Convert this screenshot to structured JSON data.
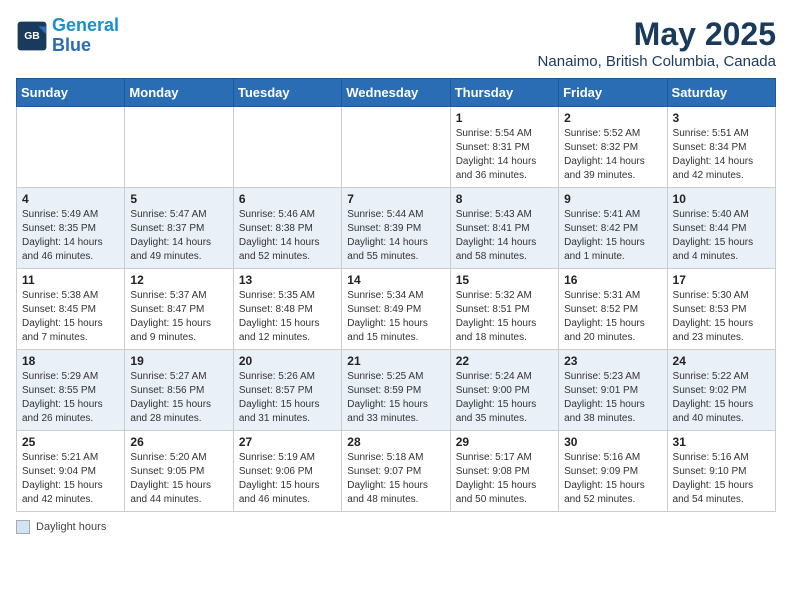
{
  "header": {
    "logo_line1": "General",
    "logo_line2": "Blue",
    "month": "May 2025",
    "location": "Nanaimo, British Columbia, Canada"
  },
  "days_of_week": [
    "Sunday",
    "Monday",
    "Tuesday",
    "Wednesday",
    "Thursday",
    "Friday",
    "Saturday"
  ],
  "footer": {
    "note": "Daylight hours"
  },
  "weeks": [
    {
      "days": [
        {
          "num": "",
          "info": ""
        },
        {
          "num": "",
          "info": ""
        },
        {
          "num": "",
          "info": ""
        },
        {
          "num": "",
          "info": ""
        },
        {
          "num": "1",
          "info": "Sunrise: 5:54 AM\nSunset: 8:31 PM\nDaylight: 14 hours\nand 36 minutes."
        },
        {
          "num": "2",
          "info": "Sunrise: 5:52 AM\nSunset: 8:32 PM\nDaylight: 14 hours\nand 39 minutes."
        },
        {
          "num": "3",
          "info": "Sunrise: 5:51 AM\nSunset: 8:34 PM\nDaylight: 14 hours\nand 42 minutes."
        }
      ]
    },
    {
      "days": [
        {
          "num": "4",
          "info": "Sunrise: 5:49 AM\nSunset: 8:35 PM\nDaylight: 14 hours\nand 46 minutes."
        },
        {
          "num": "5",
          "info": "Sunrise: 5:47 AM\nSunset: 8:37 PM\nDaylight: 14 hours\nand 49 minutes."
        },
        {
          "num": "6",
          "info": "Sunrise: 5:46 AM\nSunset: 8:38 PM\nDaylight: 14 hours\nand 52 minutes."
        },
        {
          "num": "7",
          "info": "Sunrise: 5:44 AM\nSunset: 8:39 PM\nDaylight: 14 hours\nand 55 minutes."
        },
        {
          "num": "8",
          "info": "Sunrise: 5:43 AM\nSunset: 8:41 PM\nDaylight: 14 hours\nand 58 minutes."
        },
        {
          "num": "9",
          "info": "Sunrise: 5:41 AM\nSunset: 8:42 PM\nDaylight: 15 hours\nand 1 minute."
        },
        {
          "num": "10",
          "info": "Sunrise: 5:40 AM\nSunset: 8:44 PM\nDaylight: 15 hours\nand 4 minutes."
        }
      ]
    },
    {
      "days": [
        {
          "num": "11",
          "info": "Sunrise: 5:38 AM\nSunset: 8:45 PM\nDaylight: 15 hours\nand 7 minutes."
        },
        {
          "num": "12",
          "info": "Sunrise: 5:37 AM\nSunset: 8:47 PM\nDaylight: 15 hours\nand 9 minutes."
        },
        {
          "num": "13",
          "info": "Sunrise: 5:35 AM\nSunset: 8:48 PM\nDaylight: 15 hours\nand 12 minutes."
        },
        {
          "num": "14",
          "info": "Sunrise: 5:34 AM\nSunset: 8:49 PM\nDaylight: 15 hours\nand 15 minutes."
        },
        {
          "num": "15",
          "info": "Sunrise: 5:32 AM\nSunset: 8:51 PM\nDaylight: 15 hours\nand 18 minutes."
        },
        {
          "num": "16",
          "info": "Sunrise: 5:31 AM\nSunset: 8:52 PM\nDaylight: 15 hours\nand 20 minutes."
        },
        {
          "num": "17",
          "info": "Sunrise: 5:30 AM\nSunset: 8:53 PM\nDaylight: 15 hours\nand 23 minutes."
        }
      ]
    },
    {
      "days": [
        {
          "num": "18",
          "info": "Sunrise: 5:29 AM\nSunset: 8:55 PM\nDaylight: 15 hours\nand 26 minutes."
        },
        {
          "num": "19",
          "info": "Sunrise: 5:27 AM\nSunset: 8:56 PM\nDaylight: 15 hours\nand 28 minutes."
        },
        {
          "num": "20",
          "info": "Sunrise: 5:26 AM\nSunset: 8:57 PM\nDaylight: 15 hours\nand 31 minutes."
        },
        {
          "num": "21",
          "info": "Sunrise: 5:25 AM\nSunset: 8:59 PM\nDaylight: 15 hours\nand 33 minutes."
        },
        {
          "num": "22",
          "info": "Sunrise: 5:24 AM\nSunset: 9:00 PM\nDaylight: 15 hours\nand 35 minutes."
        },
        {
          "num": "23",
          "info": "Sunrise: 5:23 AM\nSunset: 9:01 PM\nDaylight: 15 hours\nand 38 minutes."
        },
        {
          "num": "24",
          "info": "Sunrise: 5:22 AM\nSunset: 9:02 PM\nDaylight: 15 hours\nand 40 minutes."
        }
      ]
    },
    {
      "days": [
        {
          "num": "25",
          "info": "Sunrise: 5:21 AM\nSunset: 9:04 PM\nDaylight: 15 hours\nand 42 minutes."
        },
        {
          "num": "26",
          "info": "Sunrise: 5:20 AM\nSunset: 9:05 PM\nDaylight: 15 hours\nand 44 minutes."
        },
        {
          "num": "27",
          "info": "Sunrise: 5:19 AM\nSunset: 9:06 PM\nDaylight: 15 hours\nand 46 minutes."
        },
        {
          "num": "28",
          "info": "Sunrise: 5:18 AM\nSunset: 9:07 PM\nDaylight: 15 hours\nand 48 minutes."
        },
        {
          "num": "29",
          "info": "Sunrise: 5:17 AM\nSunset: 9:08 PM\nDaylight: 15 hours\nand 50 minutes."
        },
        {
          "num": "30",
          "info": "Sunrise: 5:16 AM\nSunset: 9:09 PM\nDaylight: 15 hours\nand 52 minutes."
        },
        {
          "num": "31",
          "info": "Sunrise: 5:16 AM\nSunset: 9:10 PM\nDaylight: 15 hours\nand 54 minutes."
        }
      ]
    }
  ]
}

**********

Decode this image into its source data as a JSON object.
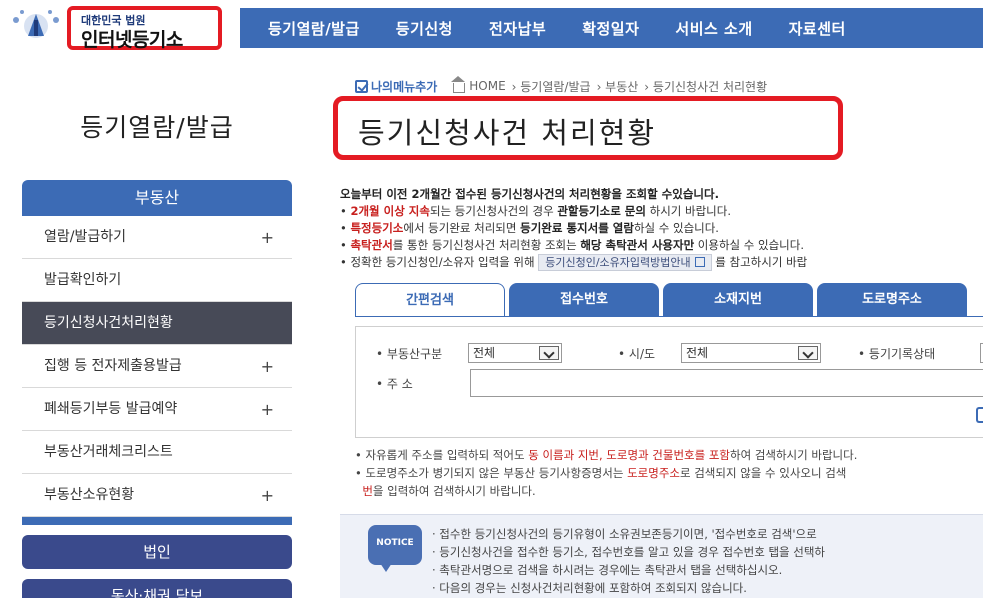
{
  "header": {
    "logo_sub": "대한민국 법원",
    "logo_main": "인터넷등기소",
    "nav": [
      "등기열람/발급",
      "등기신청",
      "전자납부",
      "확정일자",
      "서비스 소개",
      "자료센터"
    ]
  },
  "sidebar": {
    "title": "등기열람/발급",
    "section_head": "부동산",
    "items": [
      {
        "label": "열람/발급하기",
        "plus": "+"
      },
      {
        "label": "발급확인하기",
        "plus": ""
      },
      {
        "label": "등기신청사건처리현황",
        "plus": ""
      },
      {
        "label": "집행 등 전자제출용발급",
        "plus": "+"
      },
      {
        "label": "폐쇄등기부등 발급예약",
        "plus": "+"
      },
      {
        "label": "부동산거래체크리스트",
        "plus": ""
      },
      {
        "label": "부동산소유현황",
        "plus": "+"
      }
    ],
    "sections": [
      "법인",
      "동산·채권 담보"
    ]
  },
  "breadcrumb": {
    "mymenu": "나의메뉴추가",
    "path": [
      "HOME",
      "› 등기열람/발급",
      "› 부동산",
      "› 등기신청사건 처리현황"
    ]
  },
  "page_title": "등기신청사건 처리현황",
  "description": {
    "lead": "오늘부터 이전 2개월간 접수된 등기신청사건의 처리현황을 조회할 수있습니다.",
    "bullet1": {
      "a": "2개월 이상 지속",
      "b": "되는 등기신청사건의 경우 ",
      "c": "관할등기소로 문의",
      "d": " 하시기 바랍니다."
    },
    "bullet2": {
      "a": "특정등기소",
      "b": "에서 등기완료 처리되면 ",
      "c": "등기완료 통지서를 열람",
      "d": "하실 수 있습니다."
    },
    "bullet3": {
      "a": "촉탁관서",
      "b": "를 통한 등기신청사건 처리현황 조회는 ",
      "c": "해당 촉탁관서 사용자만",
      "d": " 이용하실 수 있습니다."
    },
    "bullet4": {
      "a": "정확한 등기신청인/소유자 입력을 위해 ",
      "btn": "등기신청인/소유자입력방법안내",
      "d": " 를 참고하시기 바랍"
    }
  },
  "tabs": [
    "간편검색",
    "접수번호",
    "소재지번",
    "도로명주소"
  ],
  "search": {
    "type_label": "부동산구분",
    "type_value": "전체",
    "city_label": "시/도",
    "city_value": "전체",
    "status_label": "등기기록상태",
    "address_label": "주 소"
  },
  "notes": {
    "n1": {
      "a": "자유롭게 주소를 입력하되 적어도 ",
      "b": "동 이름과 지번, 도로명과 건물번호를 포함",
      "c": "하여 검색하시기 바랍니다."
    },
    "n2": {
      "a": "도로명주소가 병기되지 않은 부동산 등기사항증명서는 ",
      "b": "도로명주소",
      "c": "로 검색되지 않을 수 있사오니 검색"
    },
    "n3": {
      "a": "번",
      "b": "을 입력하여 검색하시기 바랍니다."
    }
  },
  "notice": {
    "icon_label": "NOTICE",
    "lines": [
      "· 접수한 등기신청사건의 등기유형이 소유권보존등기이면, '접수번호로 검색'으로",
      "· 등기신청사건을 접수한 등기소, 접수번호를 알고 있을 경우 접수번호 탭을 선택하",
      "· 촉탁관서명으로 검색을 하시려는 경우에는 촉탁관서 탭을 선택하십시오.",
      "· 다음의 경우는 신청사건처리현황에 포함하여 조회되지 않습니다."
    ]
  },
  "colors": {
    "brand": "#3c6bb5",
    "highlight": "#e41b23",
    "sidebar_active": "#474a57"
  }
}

**********

### WHAT YOU HAVE TO DO
Go through the listing above line by line and say how many lines hold the word "등기신청인". Reply with that number only.

### EXERCISE OUTPUT
2